[Records from a collection]
——

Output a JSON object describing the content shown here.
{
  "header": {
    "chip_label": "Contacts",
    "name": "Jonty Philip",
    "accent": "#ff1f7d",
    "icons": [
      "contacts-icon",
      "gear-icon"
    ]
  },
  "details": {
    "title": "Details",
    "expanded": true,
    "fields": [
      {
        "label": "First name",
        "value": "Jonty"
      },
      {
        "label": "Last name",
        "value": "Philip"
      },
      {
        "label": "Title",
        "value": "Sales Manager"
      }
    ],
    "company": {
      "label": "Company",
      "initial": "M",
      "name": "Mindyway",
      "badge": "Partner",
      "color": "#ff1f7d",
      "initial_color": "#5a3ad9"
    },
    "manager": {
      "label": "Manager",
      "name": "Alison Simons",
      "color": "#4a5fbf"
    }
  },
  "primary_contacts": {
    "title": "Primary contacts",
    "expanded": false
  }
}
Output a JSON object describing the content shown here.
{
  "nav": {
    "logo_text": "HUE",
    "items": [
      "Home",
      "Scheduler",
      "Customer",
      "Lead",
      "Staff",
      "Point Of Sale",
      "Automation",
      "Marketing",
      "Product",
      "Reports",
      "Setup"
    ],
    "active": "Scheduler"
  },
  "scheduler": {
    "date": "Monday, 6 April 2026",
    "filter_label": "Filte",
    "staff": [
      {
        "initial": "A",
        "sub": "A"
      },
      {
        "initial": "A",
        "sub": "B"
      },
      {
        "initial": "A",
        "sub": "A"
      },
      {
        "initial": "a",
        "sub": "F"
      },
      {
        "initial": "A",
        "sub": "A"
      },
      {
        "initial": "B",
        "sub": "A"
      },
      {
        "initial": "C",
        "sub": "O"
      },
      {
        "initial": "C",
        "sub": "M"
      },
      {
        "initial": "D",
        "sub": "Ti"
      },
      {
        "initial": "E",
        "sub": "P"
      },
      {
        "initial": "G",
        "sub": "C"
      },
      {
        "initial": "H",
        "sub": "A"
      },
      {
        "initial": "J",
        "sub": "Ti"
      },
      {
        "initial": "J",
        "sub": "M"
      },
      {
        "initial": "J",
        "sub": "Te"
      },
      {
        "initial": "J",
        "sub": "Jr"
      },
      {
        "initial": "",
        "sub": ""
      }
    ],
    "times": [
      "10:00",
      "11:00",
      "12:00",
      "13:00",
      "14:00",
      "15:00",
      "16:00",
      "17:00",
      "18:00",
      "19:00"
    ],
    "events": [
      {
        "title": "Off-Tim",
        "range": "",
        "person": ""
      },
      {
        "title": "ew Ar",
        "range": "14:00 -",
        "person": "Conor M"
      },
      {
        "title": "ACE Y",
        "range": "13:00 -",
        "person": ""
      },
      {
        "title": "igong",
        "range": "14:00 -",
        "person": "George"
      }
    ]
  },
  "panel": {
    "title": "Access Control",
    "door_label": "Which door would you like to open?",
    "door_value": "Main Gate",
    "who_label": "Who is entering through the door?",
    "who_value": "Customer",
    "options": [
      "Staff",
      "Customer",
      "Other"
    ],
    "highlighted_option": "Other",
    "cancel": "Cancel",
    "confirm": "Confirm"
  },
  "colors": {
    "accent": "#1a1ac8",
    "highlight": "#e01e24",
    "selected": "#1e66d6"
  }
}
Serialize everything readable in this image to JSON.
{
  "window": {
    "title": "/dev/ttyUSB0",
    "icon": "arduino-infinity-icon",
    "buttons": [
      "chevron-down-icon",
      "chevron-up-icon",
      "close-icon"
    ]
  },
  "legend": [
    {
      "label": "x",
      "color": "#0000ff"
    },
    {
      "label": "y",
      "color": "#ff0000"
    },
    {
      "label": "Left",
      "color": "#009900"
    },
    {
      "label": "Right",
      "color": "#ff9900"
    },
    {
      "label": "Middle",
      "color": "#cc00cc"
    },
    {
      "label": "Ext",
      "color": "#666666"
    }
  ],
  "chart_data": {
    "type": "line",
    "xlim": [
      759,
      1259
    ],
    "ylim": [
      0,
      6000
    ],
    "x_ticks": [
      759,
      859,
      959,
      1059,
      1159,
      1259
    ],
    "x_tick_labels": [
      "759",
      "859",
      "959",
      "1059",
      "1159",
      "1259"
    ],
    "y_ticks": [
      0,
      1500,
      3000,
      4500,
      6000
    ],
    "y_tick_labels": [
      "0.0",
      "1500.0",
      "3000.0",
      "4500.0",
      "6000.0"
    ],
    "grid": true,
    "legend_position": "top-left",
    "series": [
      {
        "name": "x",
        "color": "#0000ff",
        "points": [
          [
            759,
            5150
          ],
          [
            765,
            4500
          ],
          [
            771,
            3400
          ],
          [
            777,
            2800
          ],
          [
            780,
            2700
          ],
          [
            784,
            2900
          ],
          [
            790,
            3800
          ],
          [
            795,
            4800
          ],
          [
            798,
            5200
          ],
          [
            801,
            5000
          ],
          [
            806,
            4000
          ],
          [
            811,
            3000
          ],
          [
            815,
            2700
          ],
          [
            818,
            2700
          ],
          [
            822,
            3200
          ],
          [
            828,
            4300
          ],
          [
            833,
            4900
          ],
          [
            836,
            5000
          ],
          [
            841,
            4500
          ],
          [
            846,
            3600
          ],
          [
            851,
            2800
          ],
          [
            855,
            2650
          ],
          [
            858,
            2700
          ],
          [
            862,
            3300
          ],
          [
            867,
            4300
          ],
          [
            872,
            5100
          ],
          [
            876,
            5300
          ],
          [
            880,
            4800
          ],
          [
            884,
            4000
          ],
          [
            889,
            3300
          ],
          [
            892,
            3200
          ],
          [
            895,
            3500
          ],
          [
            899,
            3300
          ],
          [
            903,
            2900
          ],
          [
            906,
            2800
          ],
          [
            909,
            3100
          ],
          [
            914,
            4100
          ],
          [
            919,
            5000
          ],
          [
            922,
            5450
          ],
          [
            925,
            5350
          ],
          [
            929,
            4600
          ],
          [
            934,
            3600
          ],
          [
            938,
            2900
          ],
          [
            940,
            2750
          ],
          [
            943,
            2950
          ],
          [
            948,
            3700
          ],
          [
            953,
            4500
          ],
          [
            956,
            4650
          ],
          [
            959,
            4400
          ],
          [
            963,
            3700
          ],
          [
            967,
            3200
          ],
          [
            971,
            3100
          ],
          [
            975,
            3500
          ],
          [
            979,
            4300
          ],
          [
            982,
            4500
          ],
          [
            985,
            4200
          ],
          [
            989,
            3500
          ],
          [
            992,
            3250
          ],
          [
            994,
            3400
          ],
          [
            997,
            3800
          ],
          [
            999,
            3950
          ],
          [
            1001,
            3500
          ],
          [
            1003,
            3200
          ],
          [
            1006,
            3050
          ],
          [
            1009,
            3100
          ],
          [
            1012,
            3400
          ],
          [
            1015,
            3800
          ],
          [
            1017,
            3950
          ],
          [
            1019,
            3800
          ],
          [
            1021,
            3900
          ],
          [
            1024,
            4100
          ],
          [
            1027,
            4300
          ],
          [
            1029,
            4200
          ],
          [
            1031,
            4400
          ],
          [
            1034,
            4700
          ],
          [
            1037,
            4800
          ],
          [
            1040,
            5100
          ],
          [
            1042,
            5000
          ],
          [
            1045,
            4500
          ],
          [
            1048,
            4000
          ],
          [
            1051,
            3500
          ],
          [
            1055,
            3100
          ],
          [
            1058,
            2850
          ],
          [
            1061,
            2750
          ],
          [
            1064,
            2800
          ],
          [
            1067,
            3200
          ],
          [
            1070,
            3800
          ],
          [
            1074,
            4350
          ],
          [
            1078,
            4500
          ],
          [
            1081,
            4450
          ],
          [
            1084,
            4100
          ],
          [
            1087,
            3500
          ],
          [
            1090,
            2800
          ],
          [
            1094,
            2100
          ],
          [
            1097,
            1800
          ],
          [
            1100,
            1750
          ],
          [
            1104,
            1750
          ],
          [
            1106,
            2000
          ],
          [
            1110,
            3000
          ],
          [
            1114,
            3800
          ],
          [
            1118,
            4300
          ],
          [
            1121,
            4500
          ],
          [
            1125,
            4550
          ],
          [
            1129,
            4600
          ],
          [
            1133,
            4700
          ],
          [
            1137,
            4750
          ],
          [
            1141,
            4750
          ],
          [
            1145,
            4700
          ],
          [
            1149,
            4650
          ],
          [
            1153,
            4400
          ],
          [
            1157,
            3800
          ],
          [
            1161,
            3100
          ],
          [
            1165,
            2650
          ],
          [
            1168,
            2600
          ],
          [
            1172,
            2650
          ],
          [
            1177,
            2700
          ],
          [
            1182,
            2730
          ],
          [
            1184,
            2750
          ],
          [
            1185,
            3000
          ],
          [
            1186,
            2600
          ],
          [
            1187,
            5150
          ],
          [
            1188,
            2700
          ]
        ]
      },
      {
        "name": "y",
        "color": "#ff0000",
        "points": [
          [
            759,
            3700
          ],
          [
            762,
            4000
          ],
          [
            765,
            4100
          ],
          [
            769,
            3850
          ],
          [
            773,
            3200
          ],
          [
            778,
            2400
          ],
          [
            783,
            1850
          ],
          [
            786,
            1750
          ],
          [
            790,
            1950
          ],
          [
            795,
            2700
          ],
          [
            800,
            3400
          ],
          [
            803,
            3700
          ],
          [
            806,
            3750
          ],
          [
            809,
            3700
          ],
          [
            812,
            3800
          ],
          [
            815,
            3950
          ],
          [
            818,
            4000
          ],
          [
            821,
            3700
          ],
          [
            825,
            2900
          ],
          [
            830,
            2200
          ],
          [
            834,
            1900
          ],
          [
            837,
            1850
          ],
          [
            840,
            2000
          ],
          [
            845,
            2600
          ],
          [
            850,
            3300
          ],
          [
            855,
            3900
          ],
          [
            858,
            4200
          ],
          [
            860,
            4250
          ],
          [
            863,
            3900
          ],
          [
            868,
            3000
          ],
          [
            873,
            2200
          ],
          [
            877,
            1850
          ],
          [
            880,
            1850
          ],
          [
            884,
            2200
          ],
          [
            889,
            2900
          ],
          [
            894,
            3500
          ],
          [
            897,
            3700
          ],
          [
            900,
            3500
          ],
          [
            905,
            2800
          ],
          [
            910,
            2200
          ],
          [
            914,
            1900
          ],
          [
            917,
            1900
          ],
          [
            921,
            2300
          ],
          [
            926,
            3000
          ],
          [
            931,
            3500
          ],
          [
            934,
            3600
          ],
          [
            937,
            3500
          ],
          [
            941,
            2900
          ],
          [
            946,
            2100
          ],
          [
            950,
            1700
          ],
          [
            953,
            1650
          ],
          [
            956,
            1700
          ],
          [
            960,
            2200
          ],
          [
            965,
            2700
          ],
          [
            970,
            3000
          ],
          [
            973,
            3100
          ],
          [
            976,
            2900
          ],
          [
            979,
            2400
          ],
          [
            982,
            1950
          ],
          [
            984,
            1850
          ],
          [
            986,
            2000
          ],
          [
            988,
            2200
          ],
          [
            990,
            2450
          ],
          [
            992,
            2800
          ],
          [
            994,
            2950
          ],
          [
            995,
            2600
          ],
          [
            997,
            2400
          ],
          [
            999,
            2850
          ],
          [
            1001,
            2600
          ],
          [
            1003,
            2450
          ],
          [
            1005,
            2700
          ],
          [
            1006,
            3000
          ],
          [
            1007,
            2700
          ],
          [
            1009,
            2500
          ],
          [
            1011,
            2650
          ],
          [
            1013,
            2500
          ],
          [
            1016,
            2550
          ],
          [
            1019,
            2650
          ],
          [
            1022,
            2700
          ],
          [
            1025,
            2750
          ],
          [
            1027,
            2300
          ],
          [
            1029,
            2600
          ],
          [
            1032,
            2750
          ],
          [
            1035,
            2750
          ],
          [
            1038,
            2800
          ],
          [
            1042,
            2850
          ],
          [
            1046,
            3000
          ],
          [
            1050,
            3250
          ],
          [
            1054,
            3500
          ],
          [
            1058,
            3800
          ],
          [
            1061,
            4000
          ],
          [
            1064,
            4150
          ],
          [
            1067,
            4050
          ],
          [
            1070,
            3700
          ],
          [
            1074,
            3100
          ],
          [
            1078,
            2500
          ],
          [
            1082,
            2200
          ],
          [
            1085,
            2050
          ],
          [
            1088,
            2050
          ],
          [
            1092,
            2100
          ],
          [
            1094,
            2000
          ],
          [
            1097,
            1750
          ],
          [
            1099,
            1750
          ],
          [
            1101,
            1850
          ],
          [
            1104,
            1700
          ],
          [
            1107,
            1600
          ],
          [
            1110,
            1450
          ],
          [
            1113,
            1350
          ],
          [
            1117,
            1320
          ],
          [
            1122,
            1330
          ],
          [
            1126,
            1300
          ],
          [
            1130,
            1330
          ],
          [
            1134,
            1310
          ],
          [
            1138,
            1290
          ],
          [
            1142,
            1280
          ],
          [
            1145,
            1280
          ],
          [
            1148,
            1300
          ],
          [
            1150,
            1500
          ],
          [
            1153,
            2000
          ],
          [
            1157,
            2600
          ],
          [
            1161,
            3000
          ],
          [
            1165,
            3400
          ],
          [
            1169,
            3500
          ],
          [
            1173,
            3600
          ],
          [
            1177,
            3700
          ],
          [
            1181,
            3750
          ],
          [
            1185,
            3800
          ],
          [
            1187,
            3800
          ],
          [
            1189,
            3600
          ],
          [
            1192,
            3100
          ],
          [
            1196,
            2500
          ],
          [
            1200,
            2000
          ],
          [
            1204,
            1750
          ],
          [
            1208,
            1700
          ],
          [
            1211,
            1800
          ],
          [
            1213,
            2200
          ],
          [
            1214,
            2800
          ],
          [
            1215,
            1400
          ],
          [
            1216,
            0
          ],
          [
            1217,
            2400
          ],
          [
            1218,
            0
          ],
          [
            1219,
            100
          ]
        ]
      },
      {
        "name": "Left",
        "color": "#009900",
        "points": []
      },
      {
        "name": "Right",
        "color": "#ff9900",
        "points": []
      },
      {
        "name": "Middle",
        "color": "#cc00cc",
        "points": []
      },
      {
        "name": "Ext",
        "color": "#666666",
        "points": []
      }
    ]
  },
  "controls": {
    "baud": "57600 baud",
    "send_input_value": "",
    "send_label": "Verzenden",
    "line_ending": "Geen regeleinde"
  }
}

——

• [Description of the task]: Copy all lines of the material above where the string "person" occurs.

• [Task result]:
        "person": ""
        "person": "Conor M"
        "person": ""
        "person": "George"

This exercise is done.